PROBLEM TO SOLVE:
Give every line from the entries that contains "than".

········

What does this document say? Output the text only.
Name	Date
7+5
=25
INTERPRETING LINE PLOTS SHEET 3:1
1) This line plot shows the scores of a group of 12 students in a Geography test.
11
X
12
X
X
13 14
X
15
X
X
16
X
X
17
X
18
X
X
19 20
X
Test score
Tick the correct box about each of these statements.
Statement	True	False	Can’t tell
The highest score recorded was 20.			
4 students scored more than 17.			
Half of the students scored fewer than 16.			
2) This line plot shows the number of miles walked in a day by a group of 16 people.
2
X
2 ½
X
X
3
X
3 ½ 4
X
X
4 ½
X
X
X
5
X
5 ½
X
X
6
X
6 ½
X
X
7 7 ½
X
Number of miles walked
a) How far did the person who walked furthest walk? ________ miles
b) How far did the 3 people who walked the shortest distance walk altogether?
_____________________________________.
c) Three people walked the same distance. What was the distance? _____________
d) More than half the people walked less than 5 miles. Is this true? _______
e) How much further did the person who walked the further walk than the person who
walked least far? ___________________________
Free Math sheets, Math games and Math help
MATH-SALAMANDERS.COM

········

RESPONSE TO THE EXERCISE:
4 students scored more than 17.			
Half of the students scored fewer than 16.			
d) More than half the people walked less than 5 miles. Is this true? _______
e) How much further did the person who walked the further walk than the person who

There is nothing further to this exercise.